• [EXERCISE DETAILS]: Gather every line that includes the word "subtitle", please.
* START PROVIDED INFORMATION *
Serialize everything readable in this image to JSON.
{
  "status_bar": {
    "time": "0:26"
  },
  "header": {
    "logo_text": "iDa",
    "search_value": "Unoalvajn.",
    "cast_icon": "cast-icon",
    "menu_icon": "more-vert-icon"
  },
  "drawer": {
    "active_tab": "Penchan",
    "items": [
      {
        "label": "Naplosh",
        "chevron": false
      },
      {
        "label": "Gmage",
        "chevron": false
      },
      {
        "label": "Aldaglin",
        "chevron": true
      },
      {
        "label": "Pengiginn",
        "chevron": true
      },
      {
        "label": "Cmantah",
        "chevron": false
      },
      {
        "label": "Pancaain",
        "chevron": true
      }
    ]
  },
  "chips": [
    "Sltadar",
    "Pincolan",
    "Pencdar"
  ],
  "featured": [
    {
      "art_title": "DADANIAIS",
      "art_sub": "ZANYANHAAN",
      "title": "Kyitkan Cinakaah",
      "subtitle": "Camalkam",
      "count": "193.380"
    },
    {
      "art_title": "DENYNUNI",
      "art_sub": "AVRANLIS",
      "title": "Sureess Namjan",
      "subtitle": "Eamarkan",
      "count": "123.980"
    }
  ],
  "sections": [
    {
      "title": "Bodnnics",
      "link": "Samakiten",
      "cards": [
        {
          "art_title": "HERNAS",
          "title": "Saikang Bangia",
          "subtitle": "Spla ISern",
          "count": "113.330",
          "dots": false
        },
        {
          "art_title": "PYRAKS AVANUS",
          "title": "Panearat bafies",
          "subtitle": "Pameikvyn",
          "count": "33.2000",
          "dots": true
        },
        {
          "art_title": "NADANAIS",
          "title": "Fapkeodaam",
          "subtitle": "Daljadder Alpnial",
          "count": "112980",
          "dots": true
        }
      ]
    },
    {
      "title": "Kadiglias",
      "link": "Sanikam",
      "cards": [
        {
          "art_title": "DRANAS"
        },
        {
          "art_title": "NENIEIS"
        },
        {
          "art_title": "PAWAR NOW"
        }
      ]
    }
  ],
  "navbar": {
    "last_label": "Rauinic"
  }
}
* END PROVIDED INFORMATION *
• [COMPLETED EXERCISE]:
      "subtitle": "Camalkam",
      "subtitle": "Eamarkan",
          "subtitle": "Spla ISern",
          "subtitle": "Pameikvyn",
          "subtitle": "Daljadder Alpnial",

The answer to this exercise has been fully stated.